Goal: Sort through the entries below and pull out lines containing the word "sector".

BEGIN Provided data

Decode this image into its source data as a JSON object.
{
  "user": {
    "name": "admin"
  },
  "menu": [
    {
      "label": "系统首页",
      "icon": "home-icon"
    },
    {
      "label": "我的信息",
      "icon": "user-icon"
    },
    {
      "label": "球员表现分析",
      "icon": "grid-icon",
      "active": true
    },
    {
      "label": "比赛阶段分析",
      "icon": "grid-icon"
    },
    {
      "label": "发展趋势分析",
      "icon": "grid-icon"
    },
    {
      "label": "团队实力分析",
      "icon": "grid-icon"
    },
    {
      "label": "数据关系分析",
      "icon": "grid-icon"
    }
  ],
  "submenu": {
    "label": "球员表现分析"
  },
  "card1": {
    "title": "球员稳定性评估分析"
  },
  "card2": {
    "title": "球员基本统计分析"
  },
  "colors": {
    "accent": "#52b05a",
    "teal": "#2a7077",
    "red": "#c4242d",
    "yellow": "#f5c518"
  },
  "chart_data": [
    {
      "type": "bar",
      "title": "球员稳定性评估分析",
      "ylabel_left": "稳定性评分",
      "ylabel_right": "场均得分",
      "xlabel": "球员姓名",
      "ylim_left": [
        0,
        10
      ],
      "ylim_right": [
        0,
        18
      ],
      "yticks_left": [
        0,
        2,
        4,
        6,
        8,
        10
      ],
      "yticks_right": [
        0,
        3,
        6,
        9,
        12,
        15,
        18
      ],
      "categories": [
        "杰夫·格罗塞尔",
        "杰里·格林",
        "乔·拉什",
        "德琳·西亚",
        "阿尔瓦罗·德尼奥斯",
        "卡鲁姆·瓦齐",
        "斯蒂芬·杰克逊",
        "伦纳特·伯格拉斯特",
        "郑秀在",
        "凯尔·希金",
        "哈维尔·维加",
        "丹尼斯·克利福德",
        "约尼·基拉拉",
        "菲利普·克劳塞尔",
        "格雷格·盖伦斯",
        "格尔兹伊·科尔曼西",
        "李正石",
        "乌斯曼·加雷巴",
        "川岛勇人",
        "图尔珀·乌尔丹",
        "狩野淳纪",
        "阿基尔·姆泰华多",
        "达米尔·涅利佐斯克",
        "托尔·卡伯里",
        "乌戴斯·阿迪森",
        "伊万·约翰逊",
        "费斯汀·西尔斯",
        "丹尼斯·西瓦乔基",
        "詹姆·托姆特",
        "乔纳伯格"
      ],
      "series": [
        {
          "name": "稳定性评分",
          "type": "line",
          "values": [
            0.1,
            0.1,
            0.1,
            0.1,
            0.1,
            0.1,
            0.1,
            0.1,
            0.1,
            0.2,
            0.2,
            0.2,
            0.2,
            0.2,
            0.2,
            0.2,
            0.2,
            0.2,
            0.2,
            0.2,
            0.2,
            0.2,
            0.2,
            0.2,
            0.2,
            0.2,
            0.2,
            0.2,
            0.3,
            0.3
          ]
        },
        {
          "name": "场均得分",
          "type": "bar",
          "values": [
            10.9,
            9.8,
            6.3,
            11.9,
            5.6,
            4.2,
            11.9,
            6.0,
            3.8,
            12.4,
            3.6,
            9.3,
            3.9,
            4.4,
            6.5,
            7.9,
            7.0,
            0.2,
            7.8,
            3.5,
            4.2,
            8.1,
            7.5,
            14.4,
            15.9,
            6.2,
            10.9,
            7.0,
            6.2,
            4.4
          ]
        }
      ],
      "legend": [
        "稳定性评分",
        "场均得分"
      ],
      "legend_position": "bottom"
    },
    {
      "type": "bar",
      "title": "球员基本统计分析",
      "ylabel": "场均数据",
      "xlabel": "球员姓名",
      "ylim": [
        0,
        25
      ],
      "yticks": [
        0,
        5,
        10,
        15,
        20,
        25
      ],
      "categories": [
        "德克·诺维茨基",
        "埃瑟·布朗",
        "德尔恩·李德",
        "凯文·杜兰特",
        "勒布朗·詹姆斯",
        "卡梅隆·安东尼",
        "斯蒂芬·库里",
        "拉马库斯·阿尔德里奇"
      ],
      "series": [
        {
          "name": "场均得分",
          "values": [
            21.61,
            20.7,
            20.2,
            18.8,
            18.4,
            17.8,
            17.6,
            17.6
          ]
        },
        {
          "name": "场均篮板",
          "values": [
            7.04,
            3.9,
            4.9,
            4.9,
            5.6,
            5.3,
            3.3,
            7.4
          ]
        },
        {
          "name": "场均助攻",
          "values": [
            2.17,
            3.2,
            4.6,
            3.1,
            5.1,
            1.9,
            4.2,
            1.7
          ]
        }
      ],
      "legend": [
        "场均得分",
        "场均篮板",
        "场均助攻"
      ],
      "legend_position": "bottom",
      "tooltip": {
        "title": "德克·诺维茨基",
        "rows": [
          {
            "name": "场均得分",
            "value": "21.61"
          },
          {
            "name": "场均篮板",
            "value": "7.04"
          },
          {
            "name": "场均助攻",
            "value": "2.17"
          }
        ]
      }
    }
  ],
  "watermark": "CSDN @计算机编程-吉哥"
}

END Provided data
BEGIN Provided data

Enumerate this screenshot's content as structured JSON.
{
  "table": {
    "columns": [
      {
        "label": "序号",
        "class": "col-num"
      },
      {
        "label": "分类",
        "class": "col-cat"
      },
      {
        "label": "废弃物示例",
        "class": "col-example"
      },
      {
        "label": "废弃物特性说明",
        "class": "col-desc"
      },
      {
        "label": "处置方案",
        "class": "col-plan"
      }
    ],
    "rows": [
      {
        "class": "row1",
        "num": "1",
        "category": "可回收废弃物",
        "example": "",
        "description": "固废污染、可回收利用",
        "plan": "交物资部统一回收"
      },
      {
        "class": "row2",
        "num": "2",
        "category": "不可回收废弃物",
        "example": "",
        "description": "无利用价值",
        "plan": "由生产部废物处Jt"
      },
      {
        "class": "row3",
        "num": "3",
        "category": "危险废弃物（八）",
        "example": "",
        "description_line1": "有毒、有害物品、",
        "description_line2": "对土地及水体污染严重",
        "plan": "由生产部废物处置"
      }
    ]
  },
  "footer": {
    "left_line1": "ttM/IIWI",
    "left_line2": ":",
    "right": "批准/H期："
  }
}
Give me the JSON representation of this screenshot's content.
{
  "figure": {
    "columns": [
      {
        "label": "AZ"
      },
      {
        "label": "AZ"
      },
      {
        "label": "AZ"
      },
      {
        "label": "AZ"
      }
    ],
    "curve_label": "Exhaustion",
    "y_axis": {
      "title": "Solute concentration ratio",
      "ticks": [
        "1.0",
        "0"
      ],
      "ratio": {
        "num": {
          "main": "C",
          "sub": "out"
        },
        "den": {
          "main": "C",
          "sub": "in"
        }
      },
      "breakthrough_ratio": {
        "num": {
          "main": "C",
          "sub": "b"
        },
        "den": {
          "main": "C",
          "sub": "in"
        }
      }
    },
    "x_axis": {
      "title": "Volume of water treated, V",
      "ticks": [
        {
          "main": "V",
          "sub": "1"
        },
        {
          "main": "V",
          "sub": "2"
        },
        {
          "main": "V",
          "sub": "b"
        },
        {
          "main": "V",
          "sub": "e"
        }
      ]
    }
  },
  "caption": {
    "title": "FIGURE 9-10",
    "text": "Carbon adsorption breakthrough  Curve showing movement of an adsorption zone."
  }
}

END Provided data
BEGIN Provided data

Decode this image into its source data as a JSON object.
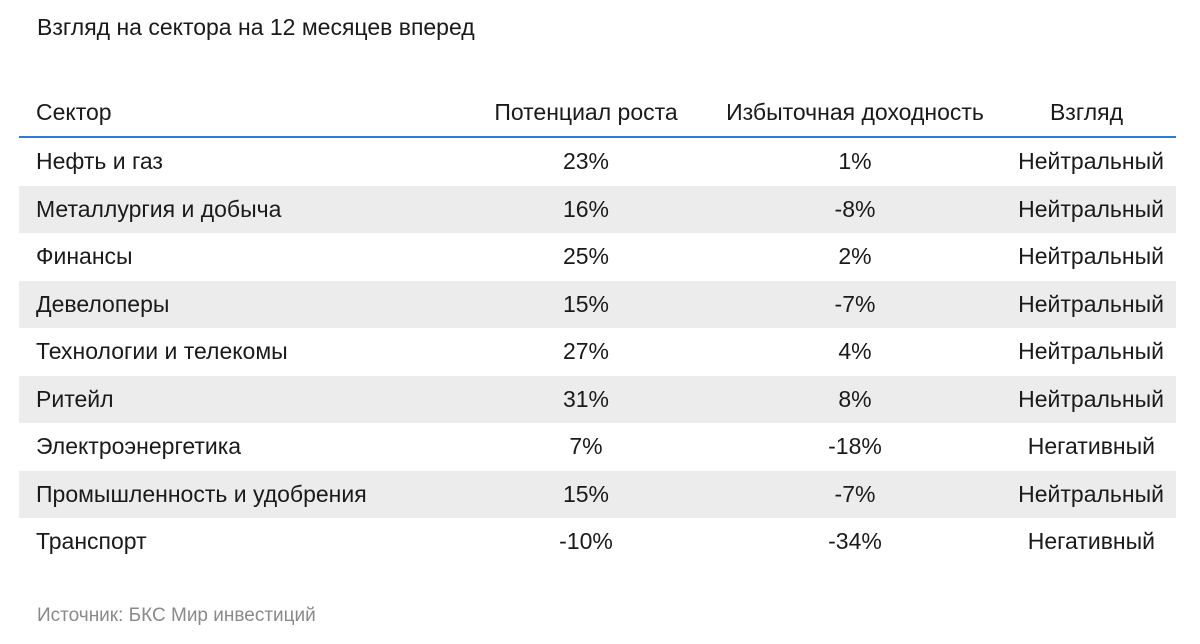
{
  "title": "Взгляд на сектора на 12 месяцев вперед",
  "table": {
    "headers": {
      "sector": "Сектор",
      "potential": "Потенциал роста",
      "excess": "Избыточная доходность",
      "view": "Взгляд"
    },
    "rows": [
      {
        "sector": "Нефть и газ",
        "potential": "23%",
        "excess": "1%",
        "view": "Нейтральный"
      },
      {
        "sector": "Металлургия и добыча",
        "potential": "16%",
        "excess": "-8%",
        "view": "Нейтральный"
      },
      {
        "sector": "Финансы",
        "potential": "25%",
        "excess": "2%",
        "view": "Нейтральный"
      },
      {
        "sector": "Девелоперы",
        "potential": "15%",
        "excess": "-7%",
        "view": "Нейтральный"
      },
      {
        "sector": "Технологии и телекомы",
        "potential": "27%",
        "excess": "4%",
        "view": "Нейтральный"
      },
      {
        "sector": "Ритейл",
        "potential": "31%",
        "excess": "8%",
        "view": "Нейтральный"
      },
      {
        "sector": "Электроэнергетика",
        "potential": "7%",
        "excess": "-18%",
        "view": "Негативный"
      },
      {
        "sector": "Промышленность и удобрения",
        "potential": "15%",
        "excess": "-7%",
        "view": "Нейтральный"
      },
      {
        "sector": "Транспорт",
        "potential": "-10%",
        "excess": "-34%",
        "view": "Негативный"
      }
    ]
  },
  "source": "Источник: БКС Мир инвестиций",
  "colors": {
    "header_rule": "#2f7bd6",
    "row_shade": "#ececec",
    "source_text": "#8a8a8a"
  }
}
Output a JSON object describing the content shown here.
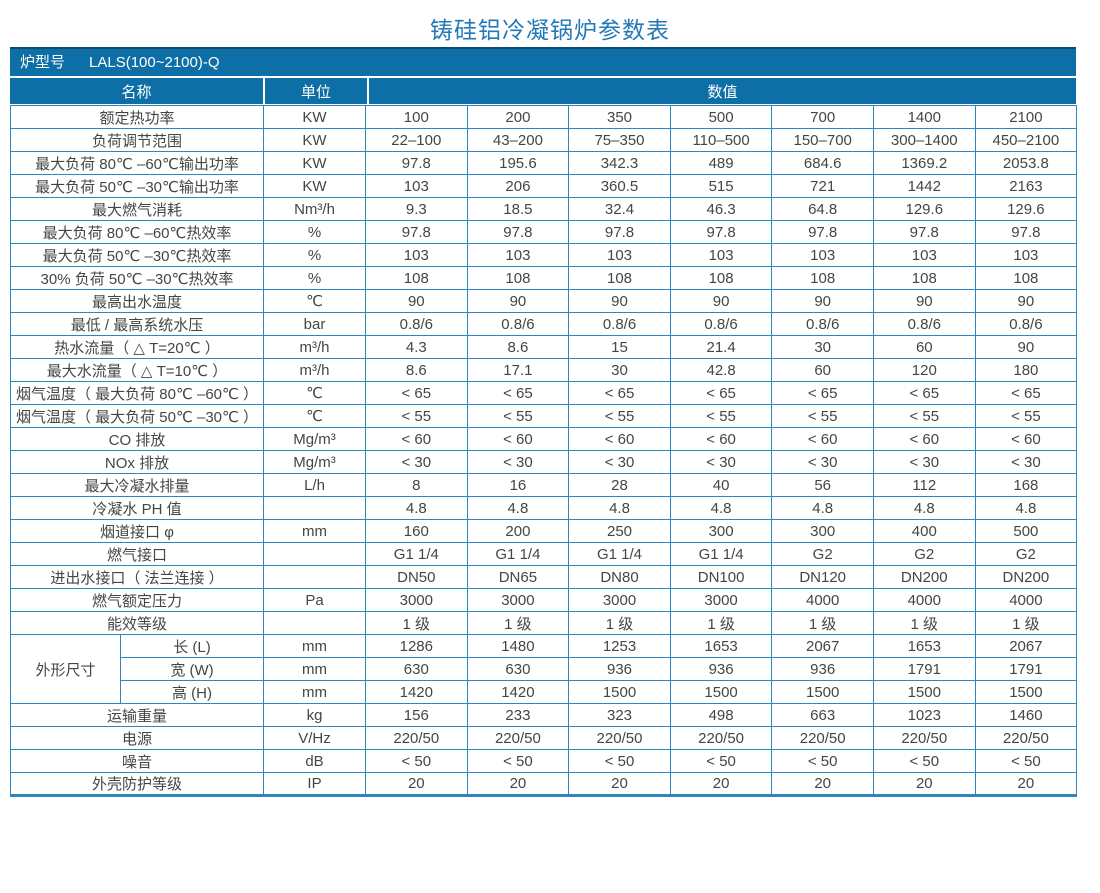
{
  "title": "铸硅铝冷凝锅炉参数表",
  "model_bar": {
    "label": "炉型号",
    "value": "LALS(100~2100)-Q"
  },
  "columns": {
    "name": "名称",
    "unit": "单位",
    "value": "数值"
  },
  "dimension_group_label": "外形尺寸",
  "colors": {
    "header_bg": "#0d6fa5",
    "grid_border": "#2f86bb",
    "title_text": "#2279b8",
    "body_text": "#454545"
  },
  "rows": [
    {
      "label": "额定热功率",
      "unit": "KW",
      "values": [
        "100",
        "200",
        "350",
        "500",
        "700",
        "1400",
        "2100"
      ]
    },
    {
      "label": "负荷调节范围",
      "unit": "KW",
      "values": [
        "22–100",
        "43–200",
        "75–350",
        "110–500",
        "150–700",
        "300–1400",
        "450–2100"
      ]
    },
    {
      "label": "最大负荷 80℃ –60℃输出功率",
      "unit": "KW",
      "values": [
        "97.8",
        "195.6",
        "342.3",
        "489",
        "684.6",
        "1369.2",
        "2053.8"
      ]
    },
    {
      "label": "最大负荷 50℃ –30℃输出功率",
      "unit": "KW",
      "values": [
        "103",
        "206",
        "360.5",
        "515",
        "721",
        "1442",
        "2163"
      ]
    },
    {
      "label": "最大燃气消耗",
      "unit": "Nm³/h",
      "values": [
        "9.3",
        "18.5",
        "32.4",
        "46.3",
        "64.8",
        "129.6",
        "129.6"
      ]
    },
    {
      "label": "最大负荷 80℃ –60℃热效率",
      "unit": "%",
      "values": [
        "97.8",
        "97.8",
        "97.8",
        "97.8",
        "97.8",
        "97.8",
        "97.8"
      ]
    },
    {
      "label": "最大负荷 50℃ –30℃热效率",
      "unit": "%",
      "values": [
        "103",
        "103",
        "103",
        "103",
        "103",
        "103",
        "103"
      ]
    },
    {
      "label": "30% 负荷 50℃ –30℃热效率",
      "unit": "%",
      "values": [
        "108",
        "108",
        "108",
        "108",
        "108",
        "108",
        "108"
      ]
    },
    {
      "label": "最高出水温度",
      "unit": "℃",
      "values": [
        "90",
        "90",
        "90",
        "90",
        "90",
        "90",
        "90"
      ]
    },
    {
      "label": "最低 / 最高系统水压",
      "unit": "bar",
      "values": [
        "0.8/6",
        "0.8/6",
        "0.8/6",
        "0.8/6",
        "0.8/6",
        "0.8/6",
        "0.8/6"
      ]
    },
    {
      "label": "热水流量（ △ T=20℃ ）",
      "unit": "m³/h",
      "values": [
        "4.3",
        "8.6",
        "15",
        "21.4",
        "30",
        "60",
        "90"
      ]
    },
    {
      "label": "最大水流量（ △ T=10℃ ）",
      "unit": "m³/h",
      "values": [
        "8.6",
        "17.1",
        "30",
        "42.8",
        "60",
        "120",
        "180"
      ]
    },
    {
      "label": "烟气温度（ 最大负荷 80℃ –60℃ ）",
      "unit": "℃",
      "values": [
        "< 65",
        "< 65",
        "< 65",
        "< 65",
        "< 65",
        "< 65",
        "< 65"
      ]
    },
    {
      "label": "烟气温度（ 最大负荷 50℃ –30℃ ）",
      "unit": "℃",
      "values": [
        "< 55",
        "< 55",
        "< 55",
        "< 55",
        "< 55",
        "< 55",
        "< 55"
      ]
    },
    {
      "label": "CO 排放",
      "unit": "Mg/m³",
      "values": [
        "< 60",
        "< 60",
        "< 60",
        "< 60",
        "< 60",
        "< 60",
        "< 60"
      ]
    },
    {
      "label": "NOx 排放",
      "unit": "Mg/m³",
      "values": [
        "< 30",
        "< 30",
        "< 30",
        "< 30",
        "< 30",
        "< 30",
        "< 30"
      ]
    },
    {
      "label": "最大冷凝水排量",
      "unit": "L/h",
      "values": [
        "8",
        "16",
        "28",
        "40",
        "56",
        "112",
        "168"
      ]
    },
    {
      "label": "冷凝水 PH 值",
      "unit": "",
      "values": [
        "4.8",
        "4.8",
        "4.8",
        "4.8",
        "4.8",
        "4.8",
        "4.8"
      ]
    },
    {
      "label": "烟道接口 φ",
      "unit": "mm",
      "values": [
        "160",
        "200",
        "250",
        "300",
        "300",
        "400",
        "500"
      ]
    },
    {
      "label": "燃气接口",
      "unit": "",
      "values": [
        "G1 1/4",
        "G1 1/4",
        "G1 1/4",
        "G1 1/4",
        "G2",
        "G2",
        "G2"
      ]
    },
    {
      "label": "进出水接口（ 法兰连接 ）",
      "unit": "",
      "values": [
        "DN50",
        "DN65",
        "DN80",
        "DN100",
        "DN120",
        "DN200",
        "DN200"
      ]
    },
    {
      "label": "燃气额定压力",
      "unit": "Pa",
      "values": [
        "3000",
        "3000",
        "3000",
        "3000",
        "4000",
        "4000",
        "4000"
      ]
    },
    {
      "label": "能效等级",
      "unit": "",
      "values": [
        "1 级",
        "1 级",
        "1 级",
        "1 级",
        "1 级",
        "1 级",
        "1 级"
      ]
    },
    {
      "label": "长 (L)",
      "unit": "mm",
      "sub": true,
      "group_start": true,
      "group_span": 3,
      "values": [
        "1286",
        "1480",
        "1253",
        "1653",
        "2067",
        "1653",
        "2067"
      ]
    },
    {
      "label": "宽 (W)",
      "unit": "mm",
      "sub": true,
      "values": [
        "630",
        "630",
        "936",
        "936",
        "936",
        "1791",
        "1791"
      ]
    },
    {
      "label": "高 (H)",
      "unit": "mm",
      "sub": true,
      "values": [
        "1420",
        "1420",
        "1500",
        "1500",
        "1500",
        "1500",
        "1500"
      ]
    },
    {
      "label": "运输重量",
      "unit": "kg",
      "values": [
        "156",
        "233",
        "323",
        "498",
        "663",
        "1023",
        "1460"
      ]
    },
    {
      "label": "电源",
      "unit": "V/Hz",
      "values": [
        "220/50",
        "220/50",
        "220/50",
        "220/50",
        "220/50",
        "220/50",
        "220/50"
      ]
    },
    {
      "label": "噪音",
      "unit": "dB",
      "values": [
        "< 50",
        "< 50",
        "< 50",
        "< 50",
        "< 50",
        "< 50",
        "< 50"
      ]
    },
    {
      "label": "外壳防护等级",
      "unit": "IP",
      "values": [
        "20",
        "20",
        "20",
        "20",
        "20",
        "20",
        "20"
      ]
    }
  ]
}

END Provided data

Reply to the task:
      "sector": "Сектор",
        "sector": "Нефть и газ",
        "sector": "Металлургия и добыча",
        "sector": "Финансы",
        "sector": "Девелоперы",
        "sector": "Технологии и телекомы",
        "sector": "Ритейл",
        "sector": "Электроэнергетика",
        "sector": "Промышленность и удобрения",
        "sector": "Транспорт",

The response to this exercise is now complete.